▶ _Exercise data_
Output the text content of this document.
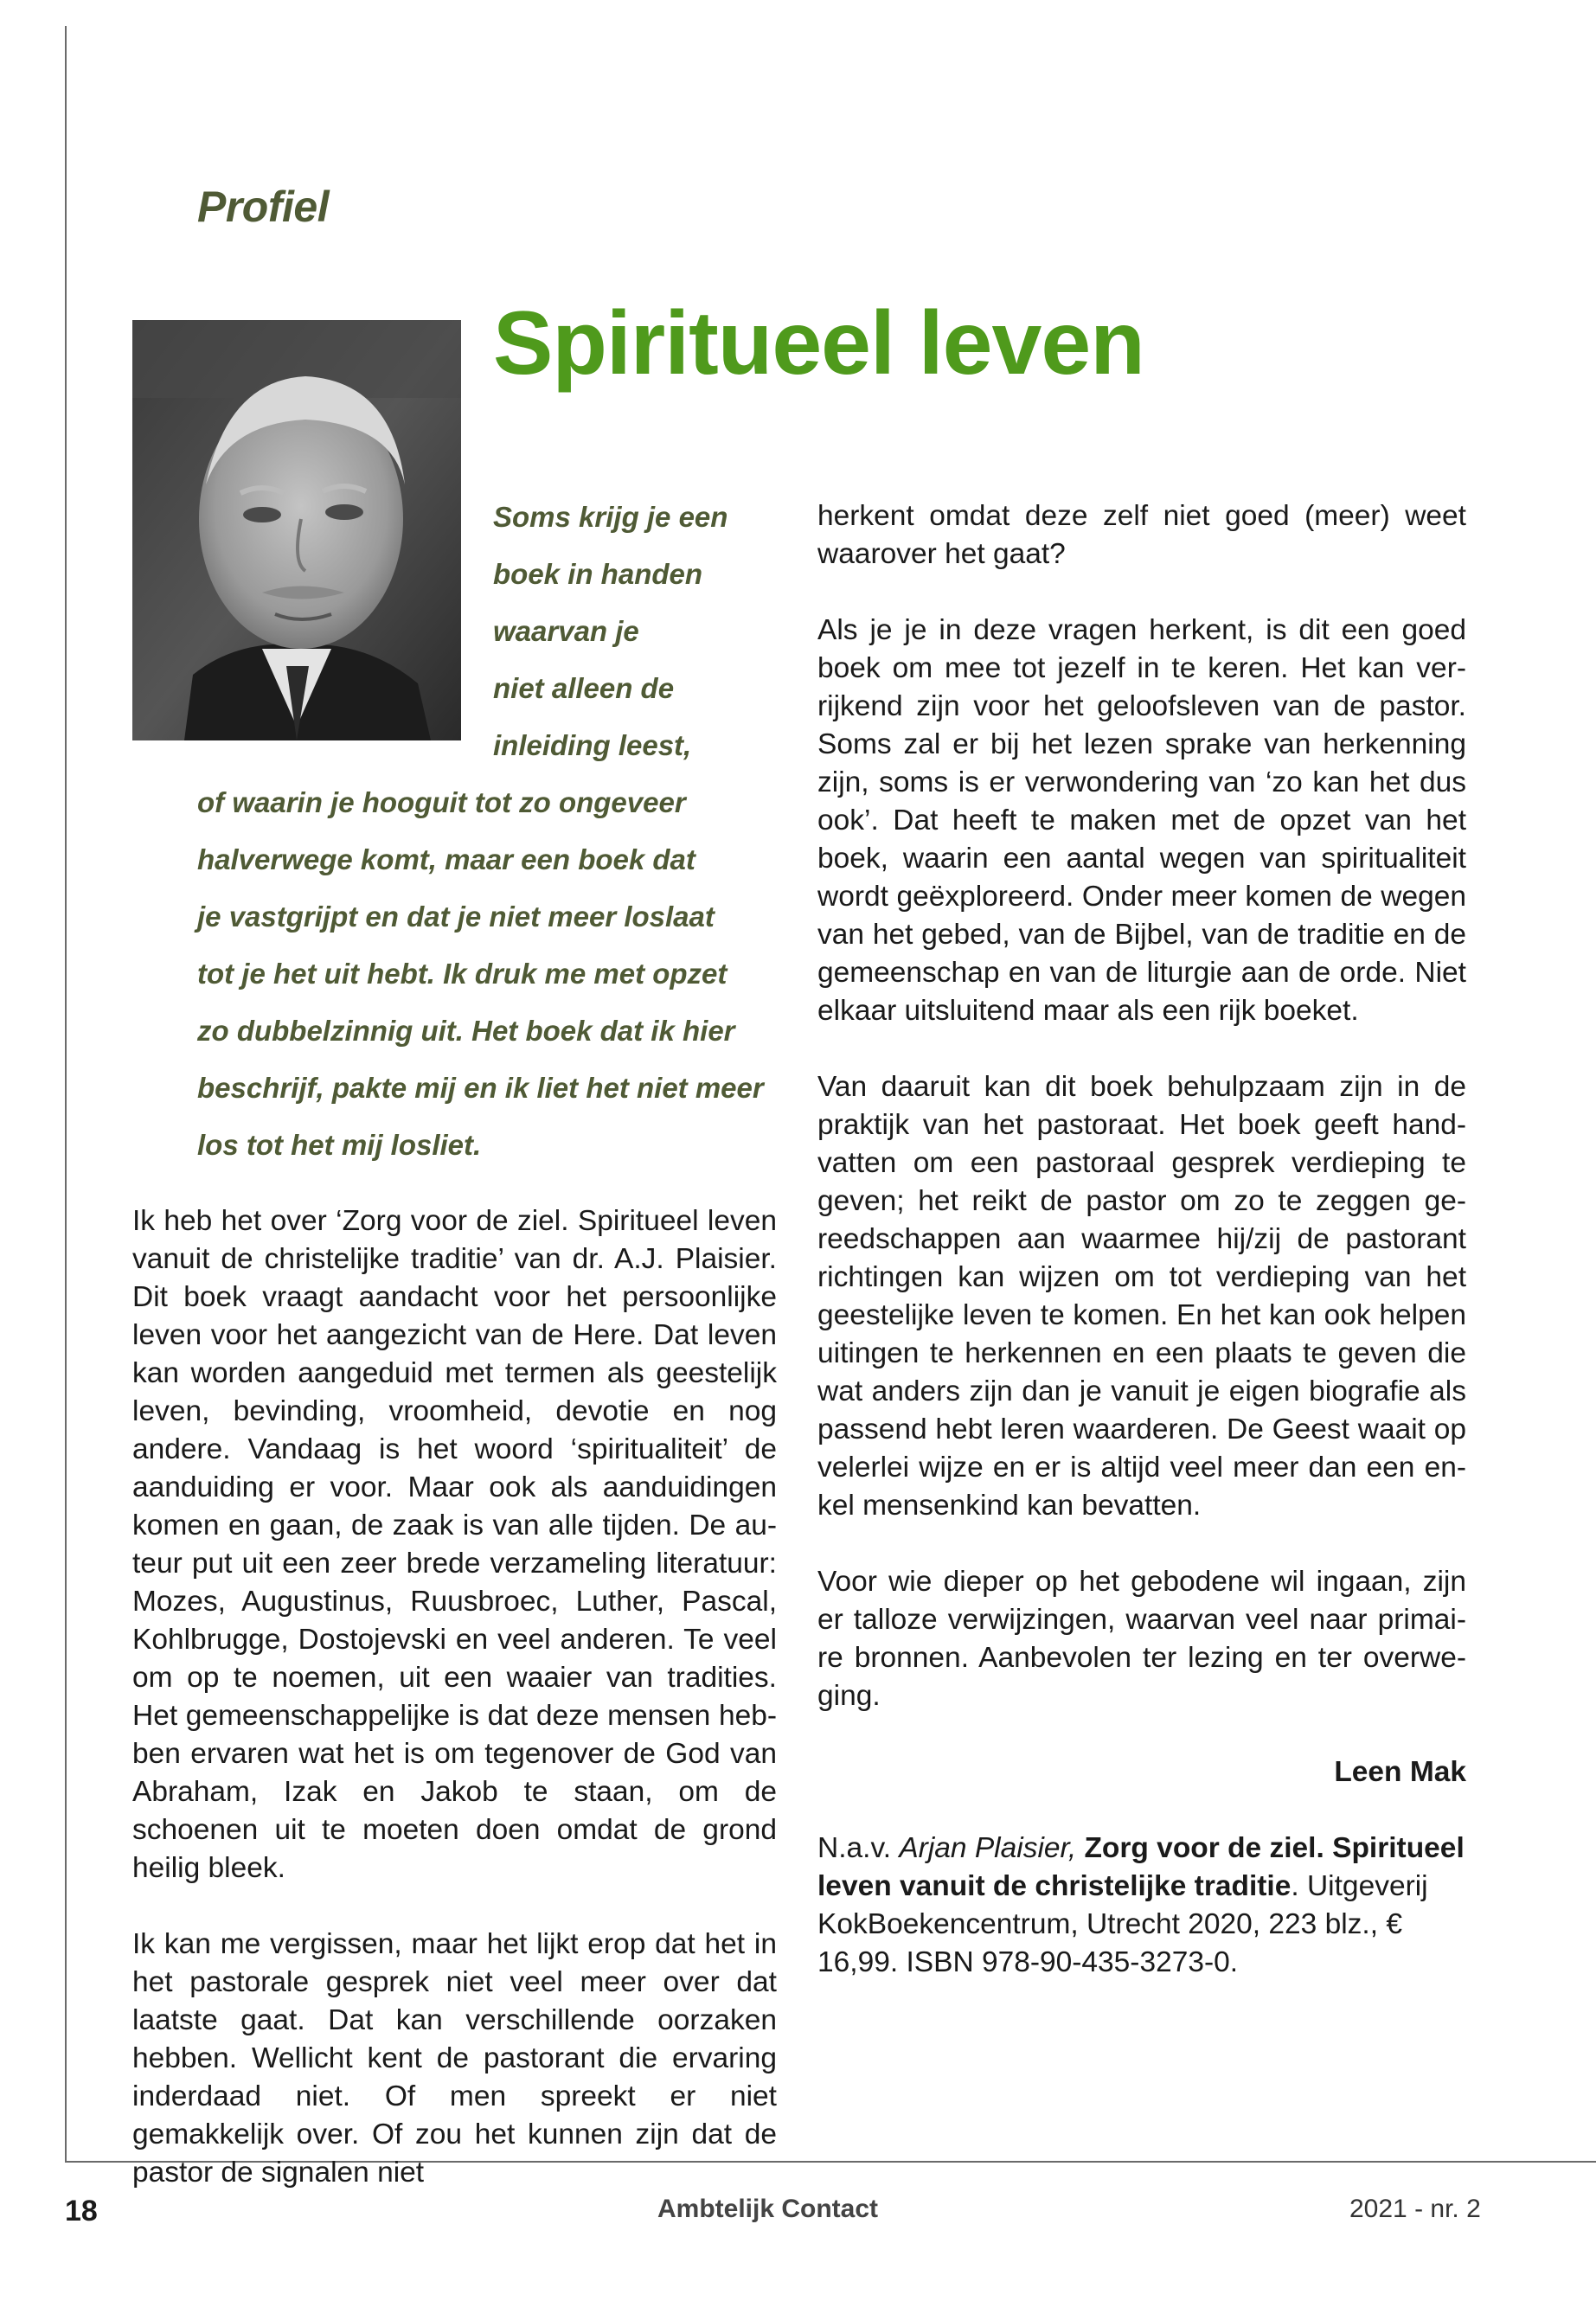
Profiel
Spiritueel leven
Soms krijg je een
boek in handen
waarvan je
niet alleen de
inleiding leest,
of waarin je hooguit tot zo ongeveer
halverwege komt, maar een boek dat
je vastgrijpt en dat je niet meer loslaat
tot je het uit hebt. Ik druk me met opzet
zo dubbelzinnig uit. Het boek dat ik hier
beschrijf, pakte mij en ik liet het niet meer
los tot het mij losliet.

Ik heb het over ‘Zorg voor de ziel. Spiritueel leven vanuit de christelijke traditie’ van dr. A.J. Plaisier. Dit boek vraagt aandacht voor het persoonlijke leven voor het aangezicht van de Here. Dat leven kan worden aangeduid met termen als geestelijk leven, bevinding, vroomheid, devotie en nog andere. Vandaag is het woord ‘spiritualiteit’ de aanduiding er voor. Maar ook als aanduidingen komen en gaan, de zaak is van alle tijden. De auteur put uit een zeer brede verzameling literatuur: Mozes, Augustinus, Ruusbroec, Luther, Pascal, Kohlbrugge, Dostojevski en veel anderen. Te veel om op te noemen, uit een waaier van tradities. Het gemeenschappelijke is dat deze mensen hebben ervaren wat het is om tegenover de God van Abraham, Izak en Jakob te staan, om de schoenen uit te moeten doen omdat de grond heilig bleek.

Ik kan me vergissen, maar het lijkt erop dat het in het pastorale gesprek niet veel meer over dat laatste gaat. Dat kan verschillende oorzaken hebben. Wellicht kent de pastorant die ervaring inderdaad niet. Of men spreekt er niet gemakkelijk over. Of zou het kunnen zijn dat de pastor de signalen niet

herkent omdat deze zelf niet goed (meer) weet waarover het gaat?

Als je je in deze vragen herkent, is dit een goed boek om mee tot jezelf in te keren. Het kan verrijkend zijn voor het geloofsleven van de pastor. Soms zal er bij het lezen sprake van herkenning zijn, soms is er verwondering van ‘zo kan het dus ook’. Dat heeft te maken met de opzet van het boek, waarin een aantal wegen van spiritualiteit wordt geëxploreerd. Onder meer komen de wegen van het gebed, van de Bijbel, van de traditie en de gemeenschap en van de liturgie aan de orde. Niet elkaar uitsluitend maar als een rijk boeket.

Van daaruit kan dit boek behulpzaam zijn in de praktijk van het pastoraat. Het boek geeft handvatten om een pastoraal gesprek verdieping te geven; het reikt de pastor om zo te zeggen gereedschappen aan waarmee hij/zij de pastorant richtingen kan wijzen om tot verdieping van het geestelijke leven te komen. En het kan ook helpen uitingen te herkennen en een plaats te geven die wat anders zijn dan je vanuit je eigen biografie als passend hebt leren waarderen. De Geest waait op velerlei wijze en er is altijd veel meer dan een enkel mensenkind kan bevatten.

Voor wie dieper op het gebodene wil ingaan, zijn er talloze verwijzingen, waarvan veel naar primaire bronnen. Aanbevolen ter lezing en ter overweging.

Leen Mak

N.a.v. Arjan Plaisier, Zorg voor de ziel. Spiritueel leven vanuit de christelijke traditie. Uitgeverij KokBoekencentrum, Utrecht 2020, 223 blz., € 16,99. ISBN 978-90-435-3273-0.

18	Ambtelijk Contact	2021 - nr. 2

▶ _Requirement_
Gather up the lines containing the word "gaat" from these records and copy them.

▶ _Worked solution_
Ik kan me vergissen, maar het lijkt erop dat het in het pastorale gesprek niet veel meer over dat laatste gaat. Dat kan verschillende oorzaken hebben. Wellicht kent de pastorant die ervaring inderdaad niet. Of men spreekt er niet gemakkelijk over. Of zou het kunnen zijn dat de pastor de signalen niet
herkent omdat deze zelf niet goed (meer) weet waarover het gaat?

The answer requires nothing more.